EXERCISE BRIEF - Copy all the entries word for word, but omit the pictures.

DATA SECTION -

###

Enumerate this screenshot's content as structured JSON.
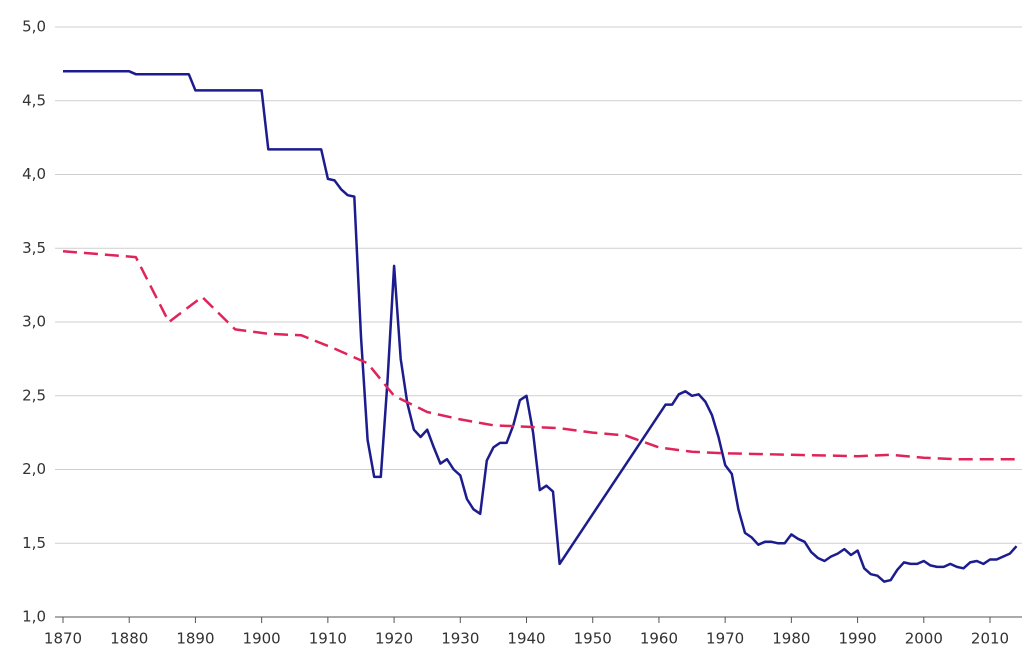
{
  "chart_data": {
    "type": "line",
    "xlim": [
      1870,
      2014
    ],
    "xticks": [
      1870,
      1880,
      1890,
      1900,
      1910,
      1920,
      1930,
      1940,
      1950,
      1960,
      1970,
      1980,
      1990,
      2000,
      2010
    ],
    "ylim": [
      1,
      5
    ],
    "yticks": [
      {
        "value": 1,
        "label": "1,0"
      },
      {
        "value": 1.5,
        "label": "1,5"
      },
      {
        "value": 2,
        "label": "2,0"
      },
      {
        "value": 2.5,
        "label": "2,5"
      },
      {
        "value": 3,
        "label": "3,0"
      },
      {
        "value": 3.5,
        "label": "3,5"
      },
      {
        "value": 4,
        "label": "4,0"
      },
      {
        "value": 4.5,
        "label": "4,5"
      },
      {
        "value": 5,
        "label": "5,0"
      }
    ],
    "grid": true,
    "series": [
      {
        "color": "#1c1c8e",
        "dash": false,
        "x": [
          1870,
          1880,
          1881,
          1889,
          1890,
          1900,
          1901,
          1909,
          1910,
          1911,
          1912,
          1913,
          1914,
          1915,
          1916,
          1917,
          1918,
          1919,
          1920,
          1921,
          1922,
          1923,
          1924,
          1925,
          1926,
          1927,
          1928,
          1929,
          1930,
          1931,
          1932,
          1933,
          1934,
          1935,
          1936,
          1937,
          1938,
          1939,
          1940,
          1941,
          1942,
          1943,
          1944,
          1945,
          1961,
          1962,
          1963,
          1964,
          1965,
          1966,
          1967,
          1968,
          1969,
          1970,
          1971,
          1972,
          1973,
          1974,
          1975,
          1976,
          1977,
          1978,
          1979,
          1980,
          1981,
          1982,
          1983,
          1984,
          1985,
          1986,
          1987,
          1988,
          1989,
          1990,
          1991,
          1992,
          1993,
          1994,
          1995,
          1996,
          1997,
          1998,
          1999,
          2000,
          2001,
          2002,
          2003,
          2004,
          2005,
          2006,
          2007,
          2008,
          2009,
          2010,
          2011,
          2012,
          2013,
          2014
        ],
        "values": [
          4.7,
          4.7,
          4.68,
          4.68,
          4.57,
          4.57,
          4.17,
          4.17,
          3.97,
          3.96,
          3.9,
          3.86,
          3.85,
          2.9,
          2.2,
          1.95,
          1.95,
          2.6,
          3.38,
          2.75,
          2.45,
          2.27,
          2.22,
          2.27,
          2.15,
          2.04,
          2.07,
          2.0,
          1.96,
          1.8,
          1.73,
          1.7,
          2.06,
          2.15,
          2.18,
          2.18,
          2.3,
          2.47,
          2.5,
          2.25,
          1.86,
          1.89,
          1.85,
          1.36,
          2.44,
          2.44,
          2.51,
          2.53,
          2.5,
          2.51,
          2.46,
          2.37,
          2.22,
          2.03,
          1.97,
          1.73,
          1.57,
          1.54,
          1.49,
          1.51,
          1.51,
          1.5,
          1.5,
          1.56,
          1.53,
          1.51,
          1.44,
          1.4,
          1.38,
          1.41,
          1.43,
          1.46,
          1.42,
          1.45,
          1.33,
          1.29,
          1.28,
          1.24,
          1.25,
          1.32,
          1.37,
          1.36,
          1.36,
          1.38,
          1.35,
          1.34,
          1.34,
          1.36,
          1.34,
          1.33,
          1.37,
          1.38,
          1.36,
          1.39,
          1.39,
          1.41,
          1.43,
          1.48
        ]
      },
      {
        "color": "#e0245a",
        "dash": true,
        "x": [
          1870,
          1881,
          1886,
          1891,
          1896,
          1901,
          1906,
          1911,
          1916,
          1920,
          1925,
          1930,
          1935,
          1940,
          1945,
          1950,
          1955,
          1960,
          1965,
          1970,
          1980,
          1990,
          1995,
          2000,
          2005,
          2014
        ],
        "values": [
          3.48,
          3.44,
          3.0,
          3.17,
          2.95,
          2.92,
          2.91,
          2.82,
          2.72,
          2.5,
          2.39,
          2.34,
          2.3,
          2.29,
          2.28,
          2.25,
          2.23,
          2.15,
          2.12,
          2.11,
          2.1,
          2.09,
          2.1,
          2.08,
          2.07,
          2.07
        ]
      }
    ]
  }
}
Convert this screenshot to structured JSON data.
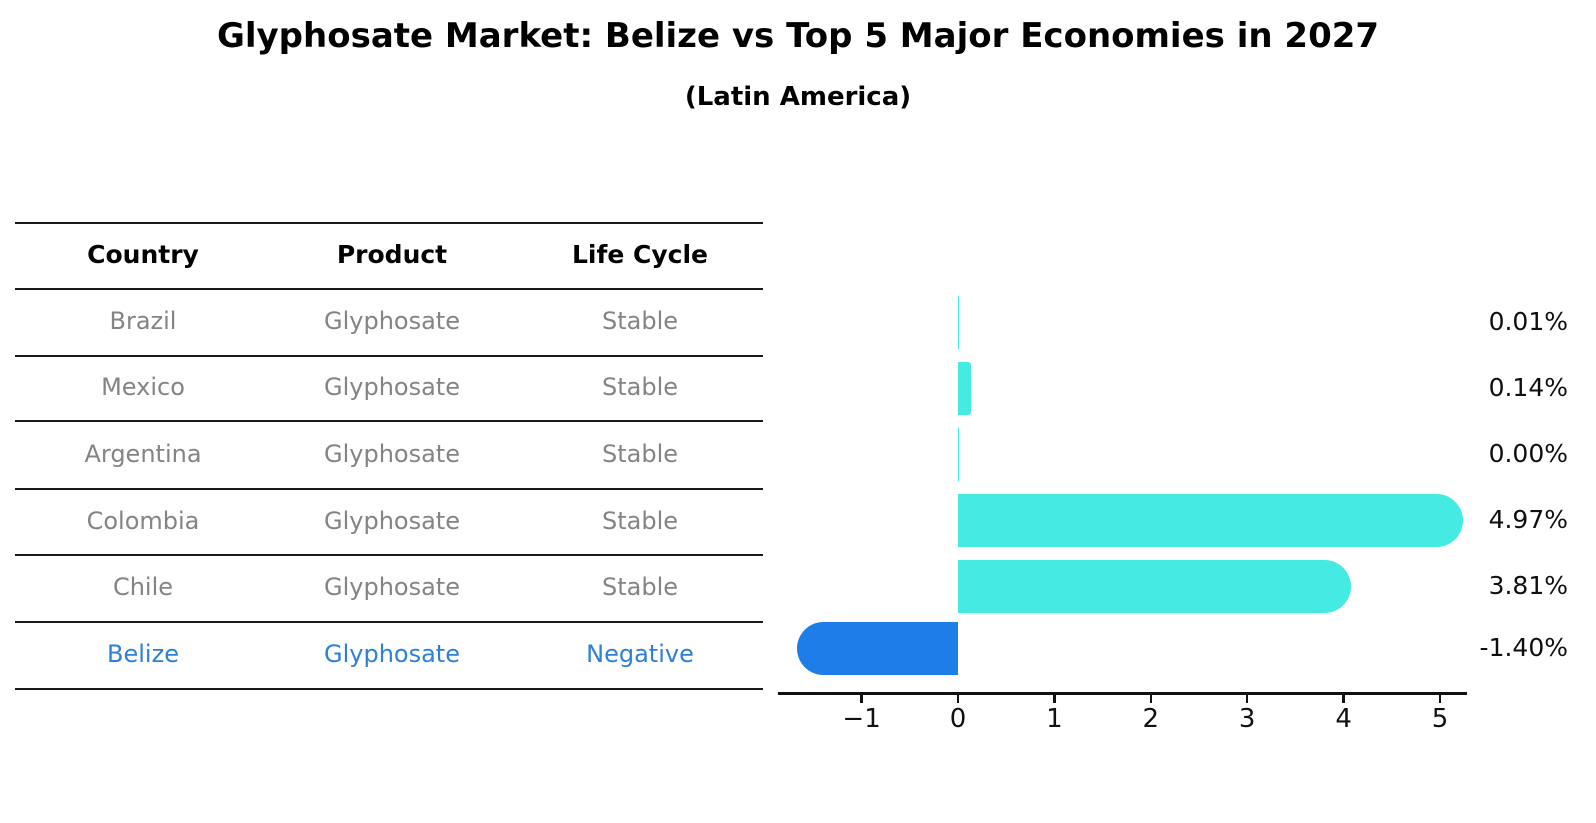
{
  "title": "Glyphosate Market: Belize vs Top 5 Major Economies in 2027",
  "subtitle": "(Latin America)",
  "table": {
    "headers": [
      "Country",
      "Product",
      "Life Cycle"
    ],
    "rows": [
      {
        "country": "Brazil",
        "product": "Glyphosate",
        "life_cycle": "Stable",
        "highlight": false
      },
      {
        "country": "Mexico",
        "product": "Glyphosate",
        "life_cycle": "Stable",
        "highlight": false
      },
      {
        "country": "Argentina",
        "product": "Glyphosate",
        "life_cycle": "Stable",
        "highlight": false
      },
      {
        "country": "Colombia",
        "product": "Glyphosate",
        "life_cycle": "Stable",
        "highlight": false
      },
      {
        "country": "Chile",
        "product": "Glyphosate",
        "life_cycle": "Stable",
        "highlight": false
      },
      {
        "country": "Belize",
        "product": "Glyphosate",
        "life_cycle": "Negative",
        "highlight": true
      }
    ]
  },
  "chart_data": {
    "type": "bar",
    "orientation": "horizontal",
    "categories": [
      "Brazil",
      "Mexico",
      "Argentina",
      "Colombia",
      "Chile",
      "Belize"
    ],
    "values": [
      0.01,
      0.14,
      0.0,
      4.97,
      3.81,
      -1.4
    ],
    "value_labels": [
      "0.01%",
      "0.14%",
      "0.00%",
      "4.97%",
      "3.81%",
      "-1.40%"
    ],
    "x_ticks": [
      -1,
      0,
      1,
      2,
      3,
      4,
      5
    ],
    "x_tick_labels": [
      "−1",
      "0",
      "1",
      "2",
      "3",
      "4",
      "5"
    ],
    "xlim": [
      -1.87,
      5.28
    ],
    "units": "percent",
    "grid": false,
    "legend": "none",
    "highlight_category": "Belize",
    "title": "Glyphosate Market: Belize vs Top 5 Major Economies in 2027",
    "subtitle": "(Latin America)"
  },
  "colors": {
    "positive_bar": "#45eae3",
    "negative_bar": "#1e7de8",
    "highlight_text": "#2e7fd6",
    "muted_text": "#848484",
    "axis": "#111111"
  }
}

###

FINAL RESULT -
Enumerate this screenshot's content as structured JSON.
{
  "chart_data": {
    "type": "line",
    "xlim": [
      1870,
      2014
    ],
    "xticks": [
      1870,
      1880,
      1890,
      1900,
      1910,
      1920,
      1930,
      1940,
      1950,
      1960,
      1970,
      1980,
      1990,
      2000,
      2010
    ],
    "ylim": [
      1,
      5
    ],
    "yticks": [
      {
        "value": 1,
        "label": "1,0"
      },
      {
        "value": 1.5,
        "label": "1,5"
      },
      {
        "value": 2,
        "label": "2,0"
      },
      {
        "value": 2.5,
        "label": "2,5"
      },
      {
        "value": 3,
        "label": "3,0"
      },
      {
        "value": 3.5,
        "label": "3,5"
      },
      {
        "value": 4,
        "label": "4,0"
      },
      {
        "value": 4.5,
        "label": "4,5"
      },
      {
        "value": 5,
        "label": "5,0"
      }
    ],
    "grid": true,
    "series": [
      {
        "color": "#1c1c8e",
        "dash": false,
        "x": [
          1870,
          1880,
          1881,
          1889,
          1890,
          1900,
          1901,
          1909,
          1910,
          1911,
          1912,
          1913,
          1914,
          1915,
          1916,
          1917,
          1918,
          1919,
          1920,
          1921,
          1922,
          1923,
          1924,
          1925,
          1926,
          1927,
          1928,
          1929,
          1930,
          1931,
          1932,
          1933,
          1934,
          1935,
          1936,
          1937,
          1938,
          1939,
          1940,
          1941,
          1942,
          1943,
          1944,
          1945,
          1961,
          1962,
          1963,
          1964,
          1965,
          1966,
          1967,
          1968,
          1969,
          1970,
          1971,
          1972,
          1973,
          1974,
          1975,
          1976,
          1977,
          1978,
          1979,
          1980,
          1981,
          1982,
          1983,
          1984,
          1985,
          1986,
          1987,
          1988,
          1989,
          1990,
          1991,
          1992,
          1993,
          1994,
          1995,
          1996,
          1997,
          1998,
          1999,
          2000,
          2001,
          2002,
          2003,
          2004,
          2005,
          2006,
          2007,
          2008,
          2009,
          2010,
          2011,
          2012,
          2013,
          2014
        ],
        "values": [
          4.7,
          4.7,
          4.68,
          4.68,
          4.57,
          4.57,
          4.17,
          4.17,
          3.97,
          3.96,
          3.9,
          3.86,
          3.85,
          2.9,
          2.2,
          1.95,
          1.95,
          2.6,
          3.38,
          2.75,
          2.45,
          2.27,
          2.22,
          2.27,
          2.15,
          2.04,
          2.07,
          2.0,
          1.96,
          1.8,
          1.73,
          1.7,
          2.06,
          2.15,
          2.18,
          2.18,
          2.3,
          2.47,
          2.5,
          2.25,
          1.86,
          1.89,
          1.85,
          1.36,
          2.44,
          2.44,
          2.51,
          2.53,
          2.5,
          2.51,
          2.46,
          2.37,
          2.22,
          2.03,
          1.97,
          1.73,
          1.57,
          1.54,
          1.49,
          1.51,
          1.51,
          1.5,
          1.5,
          1.56,
          1.53,
          1.51,
          1.44,
          1.4,
          1.38,
          1.41,
          1.43,
          1.46,
          1.42,
          1.45,
          1.33,
          1.29,
          1.28,
          1.24,
          1.25,
          1.32,
          1.37,
          1.36,
          1.36,
          1.38,
          1.35,
          1.34,
          1.34,
          1.36,
          1.34,
          1.33,
          1.37,
          1.38,
          1.36,
          1.39,
          1.39,
          1.41,
          1.43,
          1.48
        ]
      },
      {
        "color": "#e0245a",
        "dash": true,
        "x": [
          1870,
          1881,
          1886,
          1891,
          1896,
          1901,
          1906,
          1911,
          1916,
          1920,
          1925,
          1930,
          1935,
          1940,
          1945,
          1950,
          1955,
          1960,
          1965,
          1970,
          1980,
          1990,
          1995,
          2000,
          2005,
          2014
        ],
        "values": [
          3.48,
          3.44,
          3.0,
          3.17,
          2.95,
          2.92,
          2.91,
          2.82,
          2.72,
          2.5,
          2.39,
          2.34,
          2.3,
          2.29,
          2.28,
          2.25,
          2.23,
          2.15,
          2.12,
          2.11,
          2.1,
          2.09,
          2.1,
          2.08,
          2.07,
          2.07
        ]
      }
    ]
  }
}
Convert this screenshot to structured JSON data.
{
  "title": "Glyphosate Market: Belize vs Top 5 Major Economies in 2027",
  "subtitle": "(Latin America)",
  "table": {
    "headers": [
      "Country",
      "Product",
      "Life Cycle"
    ],
    "rows": [
      {
        "country": "Brazil",
        "product": "Glyphosate",
        "life_cycle": "Stable",
        "highlight": false
      },
      {
        "country": "Mexico",
        "product": "Glyphosate",
        "life_cycle": "Stable",
        "highlight": false
      },
      {
        "country": "Argentina",
        "product": "Glyphosate",
        "life_cycle": "Stable",
        "highlight": false
      },
      {
        "country": "Colombia",
        "product": "Glyphosate",
        "life_cycle": "Stable",
        "highlight": false
      },
      {
        "country": "Chile",
        "product": "Glyphosate",
        "life_cycle": "Stable",
        "highlight": false
      },
      {
        "country": "Belize",
        "product": "Glyphosate",
        "life_cycle": "Negative",
        "highlight": true
      }
    ]
  },
  "chart_data": {
    "type": "bar",
    "orientation": "horizontal",
    "categories": [
      "Brazil",
      "Mexico",
      "Argentina",
      "Colombia",
      "Chile",
      "Belize"
    ],
    "values": [
      0.01,
      0.14,
      0.0,
      4.97,
      3.81,
      -1.4
    ],
    "value_labels": [
      "0.01%",
      "0.14%",
      "0.00%",
      "4.97%",
      "3.81%",
      "-1.40%"
    ],
    "x_ticks": [
      -1,
      0,
      1,
      2,
      3,
      4,
      5
    ],
    "x_tick_labels": [
      "−1",
      "0",
      "1",
      "2",
      "3",
      "4",
      "5"
    ],
    "xlim": [
      -1.87,
      5.28
    ],
    "units": "percent",
    "grid": false,
    "legend": "none",
    "highlight_category": "Belize",
    "title": "Glyphosate Market: Belize vs Top 5 Major Economies in 2027",
    "subtitle": "(Latin America)"
  },
  "colors": {
    "positive_bar": "#45eae3",
    "negative_bar": "#1e7de8",
    "highlight_text": "#2e7fd6",
    "muted_text": "#848484",
    "axis": "#111111"
  }
}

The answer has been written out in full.